Aim of the task = Here are some records; copy every line that holds the word "this".

(Source records)
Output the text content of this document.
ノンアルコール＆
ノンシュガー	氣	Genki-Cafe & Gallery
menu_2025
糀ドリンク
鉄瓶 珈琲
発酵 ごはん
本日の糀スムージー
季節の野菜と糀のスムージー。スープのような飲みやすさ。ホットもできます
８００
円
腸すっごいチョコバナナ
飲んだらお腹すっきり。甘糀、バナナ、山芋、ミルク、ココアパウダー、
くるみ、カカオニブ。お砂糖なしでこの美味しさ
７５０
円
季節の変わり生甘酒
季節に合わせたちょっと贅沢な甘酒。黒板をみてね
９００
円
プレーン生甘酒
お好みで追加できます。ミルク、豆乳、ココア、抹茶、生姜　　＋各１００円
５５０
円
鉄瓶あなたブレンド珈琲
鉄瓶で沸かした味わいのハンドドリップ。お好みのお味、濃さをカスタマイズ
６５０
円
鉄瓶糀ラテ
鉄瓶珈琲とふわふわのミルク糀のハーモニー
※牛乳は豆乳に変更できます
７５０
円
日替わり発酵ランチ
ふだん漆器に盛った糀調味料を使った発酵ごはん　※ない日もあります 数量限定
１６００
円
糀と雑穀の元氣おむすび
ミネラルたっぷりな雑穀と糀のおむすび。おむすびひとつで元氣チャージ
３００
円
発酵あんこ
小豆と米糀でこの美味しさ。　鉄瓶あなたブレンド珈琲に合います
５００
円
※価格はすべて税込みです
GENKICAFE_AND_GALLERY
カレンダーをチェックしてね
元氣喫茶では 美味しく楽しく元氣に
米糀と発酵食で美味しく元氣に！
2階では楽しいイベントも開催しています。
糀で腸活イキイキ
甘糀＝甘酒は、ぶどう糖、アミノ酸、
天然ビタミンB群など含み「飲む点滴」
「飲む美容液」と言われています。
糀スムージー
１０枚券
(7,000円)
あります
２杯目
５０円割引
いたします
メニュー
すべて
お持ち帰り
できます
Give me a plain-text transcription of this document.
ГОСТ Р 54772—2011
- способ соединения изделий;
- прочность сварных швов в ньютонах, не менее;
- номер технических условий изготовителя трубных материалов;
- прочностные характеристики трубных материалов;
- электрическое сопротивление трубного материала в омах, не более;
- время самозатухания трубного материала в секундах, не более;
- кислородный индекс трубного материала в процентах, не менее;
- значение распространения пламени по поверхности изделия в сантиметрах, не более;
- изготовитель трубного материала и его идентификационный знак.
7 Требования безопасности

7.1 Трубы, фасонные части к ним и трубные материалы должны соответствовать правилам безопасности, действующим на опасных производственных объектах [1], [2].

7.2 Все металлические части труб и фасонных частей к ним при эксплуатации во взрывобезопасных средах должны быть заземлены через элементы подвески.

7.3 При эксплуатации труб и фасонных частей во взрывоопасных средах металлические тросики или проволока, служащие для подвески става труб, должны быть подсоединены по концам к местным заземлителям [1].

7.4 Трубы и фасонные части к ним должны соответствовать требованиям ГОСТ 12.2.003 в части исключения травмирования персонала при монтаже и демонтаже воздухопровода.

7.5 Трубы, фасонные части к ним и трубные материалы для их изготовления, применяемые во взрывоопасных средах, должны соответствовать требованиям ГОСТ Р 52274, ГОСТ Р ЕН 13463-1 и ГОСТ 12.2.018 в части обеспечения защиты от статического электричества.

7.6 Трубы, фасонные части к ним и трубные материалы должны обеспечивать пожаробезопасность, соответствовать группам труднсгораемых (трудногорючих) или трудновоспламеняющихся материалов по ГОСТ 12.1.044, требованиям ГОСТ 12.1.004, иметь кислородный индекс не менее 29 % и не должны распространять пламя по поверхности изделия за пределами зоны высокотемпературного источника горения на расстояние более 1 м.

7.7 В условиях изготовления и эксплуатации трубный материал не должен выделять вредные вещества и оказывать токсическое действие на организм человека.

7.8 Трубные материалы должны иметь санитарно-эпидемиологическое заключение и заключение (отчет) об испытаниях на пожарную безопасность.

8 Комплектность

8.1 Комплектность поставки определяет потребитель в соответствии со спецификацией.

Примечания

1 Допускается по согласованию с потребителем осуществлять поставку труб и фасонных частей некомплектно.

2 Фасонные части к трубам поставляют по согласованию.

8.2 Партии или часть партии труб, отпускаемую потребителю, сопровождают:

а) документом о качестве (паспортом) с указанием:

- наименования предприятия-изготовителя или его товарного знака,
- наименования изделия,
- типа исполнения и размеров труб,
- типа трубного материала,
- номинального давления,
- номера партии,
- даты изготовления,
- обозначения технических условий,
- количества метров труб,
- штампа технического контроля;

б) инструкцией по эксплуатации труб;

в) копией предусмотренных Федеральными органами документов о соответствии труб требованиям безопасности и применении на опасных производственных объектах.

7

Full response =
Output the text content of this document.
Give me a plain-text transcription of this document.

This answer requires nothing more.